» **DATA TO USE**:
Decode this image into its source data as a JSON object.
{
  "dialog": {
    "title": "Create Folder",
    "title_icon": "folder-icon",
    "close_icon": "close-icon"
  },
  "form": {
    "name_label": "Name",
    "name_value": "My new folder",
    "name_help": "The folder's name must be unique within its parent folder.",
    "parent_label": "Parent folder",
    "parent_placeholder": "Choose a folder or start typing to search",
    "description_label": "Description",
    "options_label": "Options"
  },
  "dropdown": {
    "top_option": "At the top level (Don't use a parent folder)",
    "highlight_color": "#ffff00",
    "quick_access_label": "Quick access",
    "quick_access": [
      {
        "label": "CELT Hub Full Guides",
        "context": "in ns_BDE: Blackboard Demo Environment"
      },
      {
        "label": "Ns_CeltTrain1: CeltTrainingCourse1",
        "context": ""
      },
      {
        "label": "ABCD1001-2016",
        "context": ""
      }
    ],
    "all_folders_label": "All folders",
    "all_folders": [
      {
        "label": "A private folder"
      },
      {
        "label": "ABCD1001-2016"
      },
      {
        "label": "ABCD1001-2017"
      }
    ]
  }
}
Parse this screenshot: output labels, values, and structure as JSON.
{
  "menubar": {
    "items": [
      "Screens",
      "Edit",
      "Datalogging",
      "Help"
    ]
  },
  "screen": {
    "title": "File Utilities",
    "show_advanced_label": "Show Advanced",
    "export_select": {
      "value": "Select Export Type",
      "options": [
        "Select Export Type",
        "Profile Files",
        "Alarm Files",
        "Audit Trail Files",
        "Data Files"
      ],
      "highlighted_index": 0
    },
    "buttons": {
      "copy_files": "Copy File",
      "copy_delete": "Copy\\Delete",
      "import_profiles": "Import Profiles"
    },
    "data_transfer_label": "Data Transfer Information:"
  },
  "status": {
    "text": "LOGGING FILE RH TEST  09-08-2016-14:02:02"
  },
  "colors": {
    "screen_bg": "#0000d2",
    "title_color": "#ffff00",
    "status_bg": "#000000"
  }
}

» **TASK DESCRIPTION**: Extract all of the material exactly as it is written.

» **PROBLEM SOLUTION**:
Decode this image into its source data as a JSON object.
{
  "dialog": {
    "title": "Create Folder",
    "title_icon": "folder-icon",
    "close_icon": "close-icon"
  },
  "form": {
    "name_label": "Name",
    "name_value": "My new folder",
    "name_help": "The folder's name must be unique within its parent folder.",
    "parent_label": "Parent folder",
    "parent_placeholder": "Choose a folder or start typing to search",
    "description_label": "Description",
    "options_label": "Options"
  },
  "dropdown": {
    "top_option": "At the top level (Don't use a parent folder)",
    "highlight_color": "#ffff00",
    "quick_access_label": "Quick access",
    "quick_access": [
      {
        "label": "CELT Hub Full Guides",
        "context": "in ns_BDE: Blackboard Demo Environment"
      },
      {
        "label": "Ns_CeltTrain1: CeltTrainingCourse1",
        "context": ""
      },
      {
        "label": "ABCD1001-2016",
        "context": ""
      }
    ],
    "all_folders_label": "All folders",
    "all_folders": [
      {
        "label": "A private folder"
      },
      {
        "label": "ABCD1001-2016"
      },
      {
        "label": "ABCD1001-2017"
      }
    ]
  }
}
Parse this screenshot: output labels, values, and structure as JSON.
{
  "menubar": {
    "items": [
      "Screens",
      "Edit",
      "Datalogging",
      "Help"
    ]
  },
  "screen": {
    "title": "File Utilities",
    "show_advanced_label": "Show Advanced",
    "export_select": {
      "value": "Select Export Type",
      "options": [
        "Select Export Type",
        "Profile Files",
        "Alarm Files",
        "Audit Trail Files",
        "Data Files"
      ],
      "highlighted_index": 0
    },
    "buttons": {
      "copy_files": "Copy File",
      "copy_delete": "Copy\\Delete",
      "import_profiles": "Import Profiles"
    },
    "data_transfer_label": "Data Transfer Information:"
  },
  "status": {
    "text": "LOGGING FILE RH TEST  09-08-2016-14:02:02"
  },
  "colors": {
    "screen_bg": "#0000d2",
    "title_color": "#ffff00",
    "status_bg": "#000000"
  }
}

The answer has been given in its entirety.